== Task details ==
Sift the listing for lines that hold the string "učenici" and pull them out.

== Material for this task ==

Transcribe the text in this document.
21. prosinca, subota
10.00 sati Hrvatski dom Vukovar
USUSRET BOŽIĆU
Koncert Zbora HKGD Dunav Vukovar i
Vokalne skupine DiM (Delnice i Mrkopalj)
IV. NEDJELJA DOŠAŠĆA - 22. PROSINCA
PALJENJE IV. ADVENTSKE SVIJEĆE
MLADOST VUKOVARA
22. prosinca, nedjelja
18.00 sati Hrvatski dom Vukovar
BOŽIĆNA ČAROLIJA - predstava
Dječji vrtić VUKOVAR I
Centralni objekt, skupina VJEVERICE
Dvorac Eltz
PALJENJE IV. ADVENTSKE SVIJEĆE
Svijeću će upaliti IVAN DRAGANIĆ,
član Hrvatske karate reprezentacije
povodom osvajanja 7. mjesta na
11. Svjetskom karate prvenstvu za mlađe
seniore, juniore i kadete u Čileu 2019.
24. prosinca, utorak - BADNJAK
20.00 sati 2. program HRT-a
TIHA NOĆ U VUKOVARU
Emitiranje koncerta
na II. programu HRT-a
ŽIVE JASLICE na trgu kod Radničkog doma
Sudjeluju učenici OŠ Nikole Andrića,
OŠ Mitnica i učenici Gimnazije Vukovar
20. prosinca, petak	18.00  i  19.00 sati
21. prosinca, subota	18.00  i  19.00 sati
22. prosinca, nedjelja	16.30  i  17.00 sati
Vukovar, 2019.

===

== Output for this exercise ==
Sudjeluju učenici OŠ Nikole Andrića,
OŠ Mitnica i učenici Gimnazije Vukovar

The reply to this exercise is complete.